(Stored data)

..............................

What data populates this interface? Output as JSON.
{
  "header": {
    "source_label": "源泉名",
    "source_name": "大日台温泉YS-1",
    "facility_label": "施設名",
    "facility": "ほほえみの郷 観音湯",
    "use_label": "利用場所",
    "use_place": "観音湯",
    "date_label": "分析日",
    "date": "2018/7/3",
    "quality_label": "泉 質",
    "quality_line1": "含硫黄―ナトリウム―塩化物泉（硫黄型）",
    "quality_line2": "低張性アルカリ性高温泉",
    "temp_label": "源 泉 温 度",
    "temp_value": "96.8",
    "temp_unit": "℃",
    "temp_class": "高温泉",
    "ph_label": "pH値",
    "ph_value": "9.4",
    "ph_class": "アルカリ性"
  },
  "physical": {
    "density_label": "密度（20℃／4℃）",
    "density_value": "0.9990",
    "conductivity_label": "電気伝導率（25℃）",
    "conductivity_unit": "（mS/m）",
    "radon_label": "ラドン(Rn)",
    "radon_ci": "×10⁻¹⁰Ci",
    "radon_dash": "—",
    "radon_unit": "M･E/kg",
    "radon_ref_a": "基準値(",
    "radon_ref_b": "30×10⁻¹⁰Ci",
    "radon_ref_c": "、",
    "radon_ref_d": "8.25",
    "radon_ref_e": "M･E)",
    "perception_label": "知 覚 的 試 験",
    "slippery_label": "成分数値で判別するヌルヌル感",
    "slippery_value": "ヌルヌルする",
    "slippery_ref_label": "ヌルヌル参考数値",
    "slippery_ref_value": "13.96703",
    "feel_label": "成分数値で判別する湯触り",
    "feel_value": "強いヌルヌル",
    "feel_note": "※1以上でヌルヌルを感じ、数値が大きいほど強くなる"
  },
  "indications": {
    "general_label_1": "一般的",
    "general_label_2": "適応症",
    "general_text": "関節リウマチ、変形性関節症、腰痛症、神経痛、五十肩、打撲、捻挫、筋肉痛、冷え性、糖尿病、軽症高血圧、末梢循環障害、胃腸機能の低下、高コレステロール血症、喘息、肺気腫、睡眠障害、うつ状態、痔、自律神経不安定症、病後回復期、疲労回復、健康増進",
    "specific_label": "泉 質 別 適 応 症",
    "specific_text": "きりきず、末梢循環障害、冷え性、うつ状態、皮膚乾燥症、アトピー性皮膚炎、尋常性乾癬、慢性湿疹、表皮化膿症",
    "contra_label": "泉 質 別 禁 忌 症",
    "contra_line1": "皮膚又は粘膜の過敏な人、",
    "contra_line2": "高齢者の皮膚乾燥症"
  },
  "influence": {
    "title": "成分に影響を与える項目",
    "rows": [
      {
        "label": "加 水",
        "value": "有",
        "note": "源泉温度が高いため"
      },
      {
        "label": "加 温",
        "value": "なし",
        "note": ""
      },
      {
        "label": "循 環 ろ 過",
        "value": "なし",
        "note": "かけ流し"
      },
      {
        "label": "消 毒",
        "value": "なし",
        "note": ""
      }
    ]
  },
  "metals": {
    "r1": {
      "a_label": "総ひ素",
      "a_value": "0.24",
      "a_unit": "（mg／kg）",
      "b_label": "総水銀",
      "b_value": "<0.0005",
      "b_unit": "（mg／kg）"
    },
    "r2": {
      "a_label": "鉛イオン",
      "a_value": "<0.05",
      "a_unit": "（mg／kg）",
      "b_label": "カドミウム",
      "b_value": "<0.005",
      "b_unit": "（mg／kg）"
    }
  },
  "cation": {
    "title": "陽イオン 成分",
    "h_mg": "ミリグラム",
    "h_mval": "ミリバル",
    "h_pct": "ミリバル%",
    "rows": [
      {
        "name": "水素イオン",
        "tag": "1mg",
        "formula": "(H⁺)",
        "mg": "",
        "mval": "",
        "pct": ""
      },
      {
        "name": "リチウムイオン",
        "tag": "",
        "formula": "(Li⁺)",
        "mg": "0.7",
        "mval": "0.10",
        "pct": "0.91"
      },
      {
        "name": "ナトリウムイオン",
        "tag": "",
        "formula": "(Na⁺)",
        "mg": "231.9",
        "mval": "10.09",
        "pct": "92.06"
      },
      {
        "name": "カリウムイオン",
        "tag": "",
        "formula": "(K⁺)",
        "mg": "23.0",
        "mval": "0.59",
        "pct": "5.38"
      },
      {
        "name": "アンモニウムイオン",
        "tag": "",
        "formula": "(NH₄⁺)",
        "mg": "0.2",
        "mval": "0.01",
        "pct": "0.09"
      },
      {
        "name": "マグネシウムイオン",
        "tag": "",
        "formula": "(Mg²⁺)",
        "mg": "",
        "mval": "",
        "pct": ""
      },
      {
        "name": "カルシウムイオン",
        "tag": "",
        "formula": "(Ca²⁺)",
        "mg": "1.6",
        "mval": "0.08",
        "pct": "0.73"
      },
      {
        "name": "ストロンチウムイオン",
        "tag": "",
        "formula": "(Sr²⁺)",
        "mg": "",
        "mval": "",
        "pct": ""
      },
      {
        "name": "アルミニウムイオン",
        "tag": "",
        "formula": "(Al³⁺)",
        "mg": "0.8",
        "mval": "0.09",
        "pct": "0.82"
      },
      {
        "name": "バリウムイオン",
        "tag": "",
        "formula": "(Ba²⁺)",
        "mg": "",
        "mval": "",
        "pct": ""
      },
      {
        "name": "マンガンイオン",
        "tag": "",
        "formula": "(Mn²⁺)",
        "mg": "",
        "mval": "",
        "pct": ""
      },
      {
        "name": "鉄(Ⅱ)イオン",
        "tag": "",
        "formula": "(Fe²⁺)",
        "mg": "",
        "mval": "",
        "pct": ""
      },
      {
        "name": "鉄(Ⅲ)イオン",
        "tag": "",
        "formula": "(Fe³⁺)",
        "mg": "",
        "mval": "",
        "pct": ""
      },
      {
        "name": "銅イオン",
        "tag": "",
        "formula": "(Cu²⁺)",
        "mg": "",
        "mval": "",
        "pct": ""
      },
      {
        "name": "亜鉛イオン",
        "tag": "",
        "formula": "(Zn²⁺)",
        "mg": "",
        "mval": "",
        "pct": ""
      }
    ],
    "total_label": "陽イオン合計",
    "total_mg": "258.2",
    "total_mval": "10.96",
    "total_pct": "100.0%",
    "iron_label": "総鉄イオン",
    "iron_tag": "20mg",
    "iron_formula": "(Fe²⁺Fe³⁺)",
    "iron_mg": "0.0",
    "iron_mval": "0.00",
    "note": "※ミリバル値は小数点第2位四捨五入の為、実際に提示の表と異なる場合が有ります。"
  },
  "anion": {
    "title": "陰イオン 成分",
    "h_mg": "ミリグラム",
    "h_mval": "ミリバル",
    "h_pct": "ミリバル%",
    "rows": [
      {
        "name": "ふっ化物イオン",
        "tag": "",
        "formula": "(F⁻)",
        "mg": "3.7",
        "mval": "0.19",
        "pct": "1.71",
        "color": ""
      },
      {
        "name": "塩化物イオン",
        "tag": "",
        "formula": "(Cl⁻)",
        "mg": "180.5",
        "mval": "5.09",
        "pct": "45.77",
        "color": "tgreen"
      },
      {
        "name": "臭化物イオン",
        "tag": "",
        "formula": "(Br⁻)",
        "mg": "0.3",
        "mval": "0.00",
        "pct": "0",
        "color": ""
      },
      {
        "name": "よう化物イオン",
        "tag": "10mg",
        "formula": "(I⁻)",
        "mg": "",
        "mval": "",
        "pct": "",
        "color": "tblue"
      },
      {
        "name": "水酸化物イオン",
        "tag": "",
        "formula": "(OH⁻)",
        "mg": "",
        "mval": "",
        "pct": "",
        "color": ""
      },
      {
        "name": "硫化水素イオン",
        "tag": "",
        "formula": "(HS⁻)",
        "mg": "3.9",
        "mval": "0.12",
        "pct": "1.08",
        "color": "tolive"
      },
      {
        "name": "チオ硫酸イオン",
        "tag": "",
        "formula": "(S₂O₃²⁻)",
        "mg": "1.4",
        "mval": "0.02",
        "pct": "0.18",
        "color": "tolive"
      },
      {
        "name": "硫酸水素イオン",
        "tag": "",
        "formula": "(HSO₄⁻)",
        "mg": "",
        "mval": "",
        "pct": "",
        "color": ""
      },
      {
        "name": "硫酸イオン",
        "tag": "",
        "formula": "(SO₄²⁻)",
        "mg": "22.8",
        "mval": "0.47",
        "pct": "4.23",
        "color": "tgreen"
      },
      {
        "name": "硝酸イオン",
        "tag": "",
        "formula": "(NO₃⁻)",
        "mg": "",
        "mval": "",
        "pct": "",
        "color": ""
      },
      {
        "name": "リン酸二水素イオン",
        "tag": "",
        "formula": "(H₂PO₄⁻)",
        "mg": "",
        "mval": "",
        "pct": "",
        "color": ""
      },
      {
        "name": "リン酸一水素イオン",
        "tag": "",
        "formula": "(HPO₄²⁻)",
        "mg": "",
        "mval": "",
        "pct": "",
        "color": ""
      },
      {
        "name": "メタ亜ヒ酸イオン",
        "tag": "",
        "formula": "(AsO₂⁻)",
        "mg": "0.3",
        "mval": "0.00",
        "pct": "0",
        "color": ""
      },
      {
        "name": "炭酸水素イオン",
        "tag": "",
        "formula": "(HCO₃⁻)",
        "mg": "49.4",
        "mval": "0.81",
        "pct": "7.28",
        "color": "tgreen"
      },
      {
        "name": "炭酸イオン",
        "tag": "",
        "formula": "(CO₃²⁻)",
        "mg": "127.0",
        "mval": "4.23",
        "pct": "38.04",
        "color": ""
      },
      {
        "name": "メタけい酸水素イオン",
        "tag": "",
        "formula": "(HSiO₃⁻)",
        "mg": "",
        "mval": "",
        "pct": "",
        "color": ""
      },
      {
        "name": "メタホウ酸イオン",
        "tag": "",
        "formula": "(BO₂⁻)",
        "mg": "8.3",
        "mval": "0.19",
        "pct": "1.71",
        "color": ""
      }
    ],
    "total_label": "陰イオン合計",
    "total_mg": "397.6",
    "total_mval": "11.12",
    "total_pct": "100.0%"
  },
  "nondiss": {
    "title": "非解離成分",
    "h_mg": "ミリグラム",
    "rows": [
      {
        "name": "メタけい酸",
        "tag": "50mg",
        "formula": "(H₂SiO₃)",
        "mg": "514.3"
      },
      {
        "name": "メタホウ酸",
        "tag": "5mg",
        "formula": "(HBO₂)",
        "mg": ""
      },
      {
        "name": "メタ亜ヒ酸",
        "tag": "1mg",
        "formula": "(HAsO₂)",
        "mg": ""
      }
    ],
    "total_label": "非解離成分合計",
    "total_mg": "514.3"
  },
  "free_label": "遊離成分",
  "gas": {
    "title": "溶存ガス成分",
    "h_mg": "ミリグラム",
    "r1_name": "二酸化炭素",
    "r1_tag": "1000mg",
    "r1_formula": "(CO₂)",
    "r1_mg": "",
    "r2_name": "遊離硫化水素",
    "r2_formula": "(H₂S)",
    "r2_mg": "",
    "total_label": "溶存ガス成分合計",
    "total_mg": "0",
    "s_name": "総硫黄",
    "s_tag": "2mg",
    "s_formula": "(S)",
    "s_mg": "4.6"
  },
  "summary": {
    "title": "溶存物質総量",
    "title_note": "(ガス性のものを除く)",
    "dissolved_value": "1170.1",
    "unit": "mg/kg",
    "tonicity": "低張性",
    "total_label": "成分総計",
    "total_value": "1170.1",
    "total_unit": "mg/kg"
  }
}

..............................

**Task directions:**
Select and copy every line from the records that includes the word "¹⁰Ci".

**Result of the task:**
    "radon_ci": "×10⁻¹⁰Ci",
    "radon_ref_b": "30×10⁻¹⁰Ci",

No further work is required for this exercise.